*Figure record extracts*:
____________________
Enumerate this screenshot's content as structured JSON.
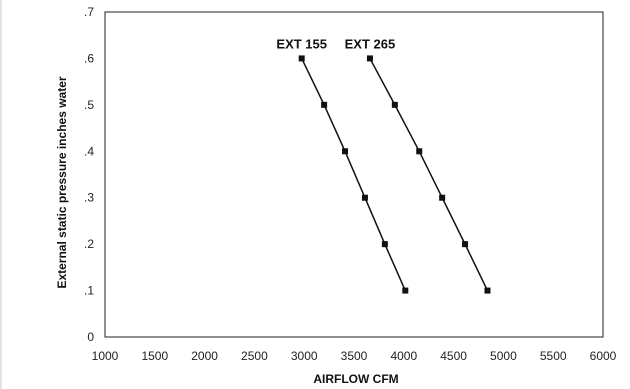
{
  "chart_data": {
    "type": "line",
    "title": "",
    "xlabel": "AIRFLOW CFM",
    "ylabel": "External static pressure inches water",
    "xlim": [
      1000,
      6000
    ],
    "ylim": [
      0,
      0.7
    ],
    "xticks": [
      1000,
      1500,
      2000,
      2500,
      3000,
      3500,
      4000,
      4500,
      5000,
      5500,
      6000
    ],
    "xtick_labels": [
      "1000",
      "1500",
      "2000",
      "2500",
      "3000",
      "3500",
      "4000",
      "4500",
      "5000",
      "5500",
      "6000"
    ],
    "yticks": [
      0,
      0.1,
      0.2,
      0.3,
      0.4,
      0.5,
      0.6,
      0.7
    ],
    "ytick_labels": [
      "0",
      ".1",
      ".2",
      ".3",
      ".4",
      ".5",
      ".6",
      ".7"
    ],
    "grid": false,
    "legend": "none",
    "series": [
      {
        "name": "EXT 155",
        "points": [
          {
            "x": 2975,
            "y": 0.6
          },
          {
            "x": 3200,
            "y": 0.5
          },
          {
            "x": 3410,
            "y": 0.4
          },
          {
            "x": 3610,
            "y": 0.3
          },
          {
            "x": 3810,
            "y": 0.2
          },
          {
            "x": 4015,
            "y": 0.1
          }
        ]
      },
      {
        "name": "EXT 265",
        "points": [
          {
            "x": 3660,
            "y": 0.6
          },
          {
            "x": 3910,
            "y": 0.5
          },
          {
            "x": 4155,
            "y": 0.4
          },
          {
            "x": 4385,
            "y": 0.3
          },
          {
            "x": 4615,
            "y": 0.2
          },
          {
            "x": 4840,
            "y": 0.1
          }
        ]
      }
    ],
    "colors": {
      "line": "#111111",
      "marker": "#111111",
      "frame": "#222222"
    }
  }
}
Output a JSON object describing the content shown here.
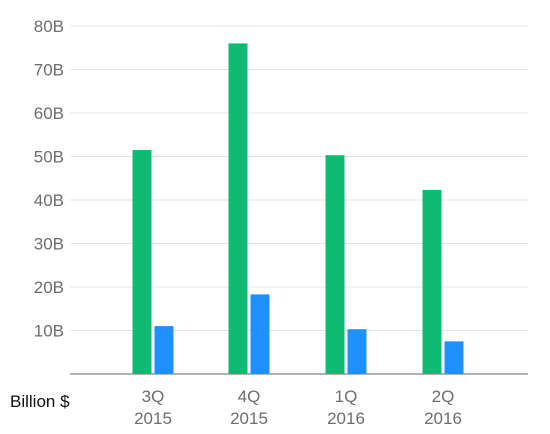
{
  "chart_data": {
    "type": "bar",
    "unit_label": "Billion $",
    "categories": [
      {
        "line1": "3Q",
        "line2": "2015"
      },
      {
        "line1": "4Q",
        "line2": "2015"
      },
      {
        "line1": "1Q",
        "line2": "2016"
      },
      {
        "line1": "2Q",
        "line2": "2016"
      }
    ],
    "series": [
      {
        "values": [
          51.5,
          76.0,
          50.3,
          42.3
        ],
        "color": "#0dbb72"
      },
      {
        "values": [
          11.0,
          18.3,
          10.3,
          7.5
        ],
        "color": "#1e90ff"
      }
    ],
    "yticks": [
      "10B",
      "20B",
      "30B",
      "40B",
      "50B",
      "60B",
      "70B",
      "80B"
    ],
    "ytick_values": [
      10,
      20,
      30,
      40,
      50,
      60,
      70,
      80
    ],
    "ylim": [
      0,
      80
    ],
    "grid": true
  }
}
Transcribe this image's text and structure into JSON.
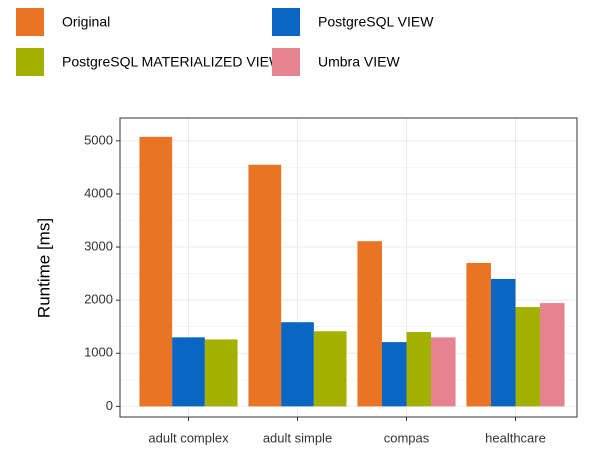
____________________
*THE REQUEST*: Write out all the entries word for word, but skip any images.

*OUTPUT*:
Enumerate this screenshot's content as structured JSON.
{
  "chart_data": {
    "type": "line",
    "title": "",
    "xlabel": "AIRFLOW CFM",
    "ylabel": "External static pressure inches water",
    "xlim": [
      1000,
      6000
    ],
    "ylim": [
      0,
      0.7
    ],
    "xticks": [
      1000,
      1500,
      2000,
      2500,
      3000,
      3500,
      4000,
      4500,
      5000,
      5500,
      6000
    ],
    "xtick_labels": [
      "1000",
      "1500",
      "2000",
      "2500",
      "3000",
      "3500",
      "4000",
      "4500",
      "5000",
      "5500",
      "6000"
    ],
    "yticks": [
      0,
      0.1,
      0.2,
      0.3,
      0.4,
      0.5,
      0.6,
      0.7
    ],
    "ytick_labels": [
      "0",
      ".1",
      ".2",
      ".3",
      ".4",
      ".5",
      ".6",
      ".7"
    ],
    "grid": false,
    "legend": "none",
    "series": [
      {
        "name": "EXT 155",
        "points": [
          {
            "x": 2975,
            "y": 0.6
          },
          {
            "x": 3200,
            "y": 0.5
          },
          {
            "x": 3410,
            "y": 0.4
          },
          {
            "x": 3610,
            "y": 0.3
          },
          {
            "x": 3810,
            "y": 0.2
          },
          {
            "x": 4015,
            "y": 0.1
          }
        ]
      },
      {
        "name": "EXT 265",
        "points": [
          {
            "x": 3660,
            "y": 0.6
          },
          {
            "x": 3910,
            "y": 0.5
          },
          {
            "x": 4155,
            "y": 0.4
          },
          {
            "x": 4385,
            "y": 0.3
          },
          {
            "x": 4615,
            "y": 0.2
          },
          {
            "x": 4840,
            "y": 0.1
          }
        ]
      }
    ],
    "colors": {
      "line": "#111111",
      "marker": "#111111",
      "frame": "#222222"
    }
  }
}
Output a JSON object describing the content shown here.
{
  "chart_data": {
    "type": "bar",
    "unit_label": "Billion $",
    "categories": [
      {
        "line1": "3Q",
        "line2": "2015"
      },
      {
        "line1": "4Q",
        "line2": "2015"
      },
      {
        "line1": "1Q",
        "line2": "2016"
      },
      {
        "line1": "2Q",
        "line2": "2016"
      }
    ],
    "series": [
      {
        "values": [
          51.5,
          76.0,
          50.3,
          42.3
        ],
        "color": "#0dbb72"
      },
      {
        "values": [
          11.0,
          18.3,
          10.3,
          7.5
        ],
        "color": "#1e90ff"
      }
    ],
    "yticks": [
      "10B",
      "20B",
      "30B",
      "40B",
      "50B",
      "60B",
      "70B",
      "80B"
    ],
    "ytick_values": [
      10,
      20,
      30,
      40,
      50,
      60,
      70,
      80
    ],
    "ylim": [
      0,
      80
    ],
    "grid": true
  }
}
Transcribe this image's text and structure into JSON.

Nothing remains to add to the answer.